__PROBLEM__. Without the pictures, can you quote each line below exactly?

---- AVAILABLE DATA

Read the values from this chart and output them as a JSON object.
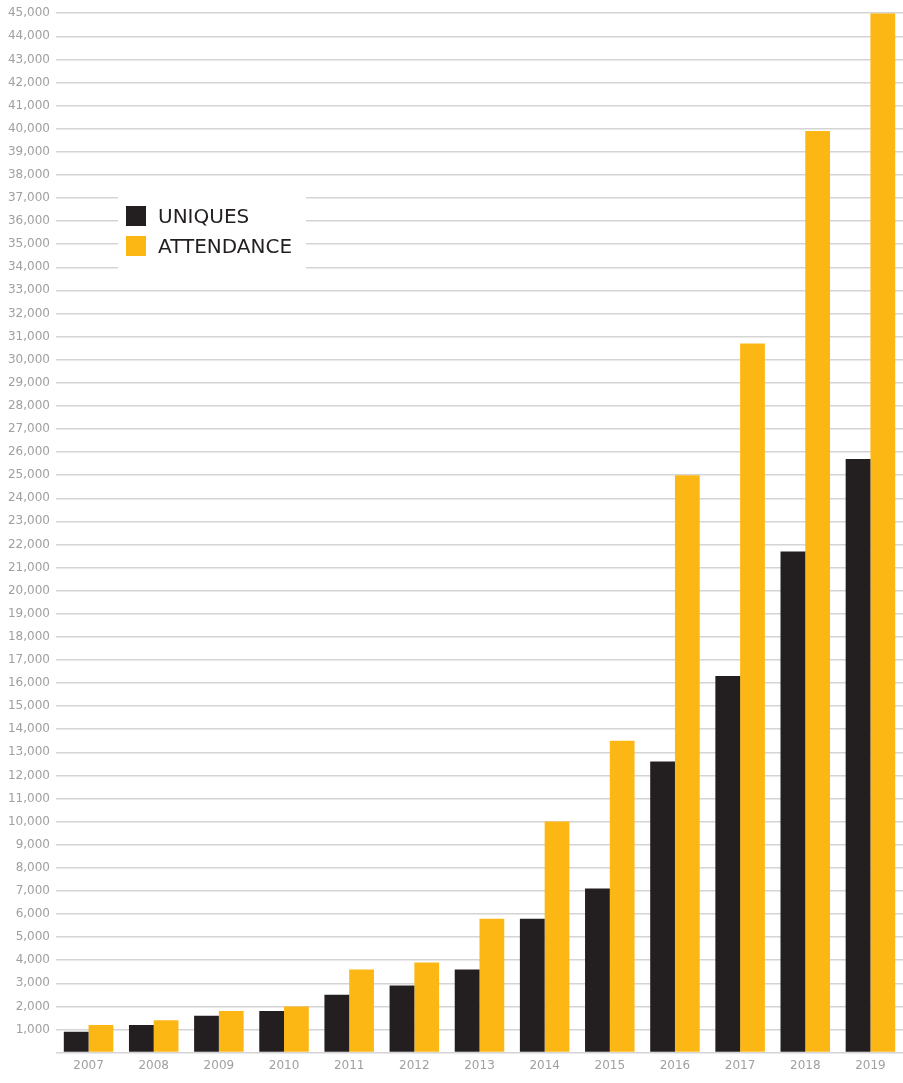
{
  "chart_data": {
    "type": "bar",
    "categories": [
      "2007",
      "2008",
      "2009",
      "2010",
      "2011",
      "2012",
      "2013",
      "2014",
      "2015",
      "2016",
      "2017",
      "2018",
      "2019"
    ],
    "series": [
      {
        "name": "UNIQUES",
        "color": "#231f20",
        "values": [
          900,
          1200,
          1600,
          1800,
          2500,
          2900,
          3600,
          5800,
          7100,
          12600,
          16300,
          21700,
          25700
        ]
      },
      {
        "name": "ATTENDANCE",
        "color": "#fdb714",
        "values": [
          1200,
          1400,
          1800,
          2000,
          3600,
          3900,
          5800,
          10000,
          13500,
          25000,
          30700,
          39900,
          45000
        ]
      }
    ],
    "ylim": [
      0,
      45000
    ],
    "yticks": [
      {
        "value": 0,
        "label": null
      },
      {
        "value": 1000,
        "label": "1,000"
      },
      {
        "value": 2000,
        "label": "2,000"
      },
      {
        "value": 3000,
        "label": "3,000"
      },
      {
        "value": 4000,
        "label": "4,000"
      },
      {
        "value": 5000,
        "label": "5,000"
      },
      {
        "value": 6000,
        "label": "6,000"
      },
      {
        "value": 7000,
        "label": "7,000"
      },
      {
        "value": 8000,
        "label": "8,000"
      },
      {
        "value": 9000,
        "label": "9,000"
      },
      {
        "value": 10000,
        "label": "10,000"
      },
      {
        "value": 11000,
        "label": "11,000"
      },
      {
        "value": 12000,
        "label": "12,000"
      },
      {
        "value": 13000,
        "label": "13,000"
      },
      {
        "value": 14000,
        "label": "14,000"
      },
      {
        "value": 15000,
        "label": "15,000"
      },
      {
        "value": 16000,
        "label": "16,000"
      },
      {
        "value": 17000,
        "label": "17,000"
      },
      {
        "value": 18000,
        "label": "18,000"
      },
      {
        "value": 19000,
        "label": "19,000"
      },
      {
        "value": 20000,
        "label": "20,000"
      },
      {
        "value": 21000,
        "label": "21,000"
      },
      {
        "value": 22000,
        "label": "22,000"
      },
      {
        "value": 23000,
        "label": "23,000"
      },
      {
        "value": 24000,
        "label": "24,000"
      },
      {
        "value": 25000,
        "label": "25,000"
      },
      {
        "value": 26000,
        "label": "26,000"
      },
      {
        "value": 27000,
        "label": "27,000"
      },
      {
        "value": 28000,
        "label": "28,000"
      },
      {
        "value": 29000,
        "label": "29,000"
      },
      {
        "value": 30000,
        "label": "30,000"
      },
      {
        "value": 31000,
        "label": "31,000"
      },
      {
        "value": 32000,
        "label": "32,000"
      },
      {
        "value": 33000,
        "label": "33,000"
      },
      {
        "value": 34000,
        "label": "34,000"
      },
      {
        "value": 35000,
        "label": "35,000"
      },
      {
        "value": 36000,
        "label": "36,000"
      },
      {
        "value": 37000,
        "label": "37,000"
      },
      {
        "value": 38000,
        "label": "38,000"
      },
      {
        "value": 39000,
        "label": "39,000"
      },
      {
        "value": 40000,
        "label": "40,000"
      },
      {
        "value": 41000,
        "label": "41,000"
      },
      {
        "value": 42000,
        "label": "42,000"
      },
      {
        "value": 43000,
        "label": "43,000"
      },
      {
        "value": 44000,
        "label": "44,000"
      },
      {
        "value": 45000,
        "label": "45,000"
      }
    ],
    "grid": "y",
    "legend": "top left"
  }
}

--------

__EXERCISE OUTPUT__.
Read the values from this chart and output them as a JSON object.
{
  "chart_data": {
    "type": "bar",
    "categories": [
      "2007",
      "2008",
      "2009",
      "2010",
      "2011",
      "2012",
      "2013",
      "2014",
      "2015",
      "2016",
      "2017",
      "2018",
      "2019"
    ],
    "series": [
      {
        "name": "UNIQUES",
        "color": "#231f20",
        "values": [
          900,
          1200,
          1600,
          1800,
          2500,
          2900,
          3600,
          5800,
          7100,
          12600,
          16300,
          21700,
          25700
        ]
      },
      {
        "name": "ATTENDANCE",
        "color": "#fdb714",
        "values": [
          1200,
          1400,
          1800,
          2000,
          3600,
          3900,
          5800,
          10000,
          13500,
          25000,
          30700,
          39900,
          45000
        ]
      }
    ],
    "ylim": [
      0,
      45000
    ],
    "yticks": [
      {
        "value": 0,
        "label": null
      },
      {
        "value": 1000,
        "label": "1,000"
      },
      {
        "value": 2000,
        "label": "2,000"
      },
      {
        "value": 3000,
        "label": "3,000"
      },
      {
        "value": 4000,
        "label": "4,000"
      },
      {
        "value": 5000,
        "label": "5,000"
      },
      {
        "value": 6000,
        "label": "6,000"
      },
      {
        "value": 7000,
        "label": "7,000"
      },
      {
        "value": 8000,
        "label": "8,000"
      },
      {
        "value": 9000,
        "label": "9,000"
      },
      {
        "value": 10000,
        "label": "10,000"
      },
      {
        "value": 11000,
        "label": "11,000"
      },
      {
        "value": 12000,
        "label": "12,000"
      },
      {
        "value": 13000,
        "label": "13,000"
      },
      {
        "value": 14000,
        "label": "14,000"
      },
      {
        "value": 15000,
        "label": "15,000"
      },
      {
        "value": 16000,
        "label": "16,000"
      },
      {
        "value": 17000,
        "label": "17,000"
      },
      {
        "value": 18000,
        "label": "18,000"
      },
      {
        "value": 19000,
        "label": "19,000"
      },
      {
        "value": 20000,
        "label": "20,000"
      },
      {
        "value": 21000,
        "label": "21,000"
      },
      {
        "value": 22000,
        "label": "22,000"
      },
      {
        "value": 23000,
        "label": "23,000"
      },
      {
        "value": 24000,
        "label": "24,000"
      },
      {
        "value": 25000,
        "label": "25,000"
      },
      {
        "value": 26000,
        "label": "26,000"
      },
      {
        "value": 27000,
        "label": "27,000"
      },
      {
        "value": 28000,
        "label": "28,000"
      },
      {
        "value": 29000,
        "label": "29,000"
      },
      {
        "value": 30000,
        "label": "30,000"
      },
      {
        "value": 31000,
        "label": "31,000"
      },
      {
        "value": 32000,
        "label": "32,000"
      },
      {
        "value": 33000,
        "label": "33,000"
      },
      {
        "value": 34000,
        "label": "34,000"
      },
      {
        "value": 35000,
        "label": "35,000"
      },
      {
        "value": 36000,
        "label": "36,000"
      },
      {
        "value": 37000,
        "label": "37,000"
      },
      {
        "value": 38000,
        "label": "38,000"
      },
      {
        "value": 39000,
        "label": "39,000"
      },
      {
        "value": 40000,
        "label": "40,000"
      },
      {
        "value": 41000,
        "label": "41,000"
      },
      {
        "value": 42000,
        "label": "42,000"
      },
      {
        "value": 43000,
        "label": "43,000"
      },
      {
        "value": 44000,
        "label": "44,000"
      },
      {
        "value": 45000,
        "label": "45,000"
      }
    ],
    "grid": "y",
    "legend": "top left"
  }
}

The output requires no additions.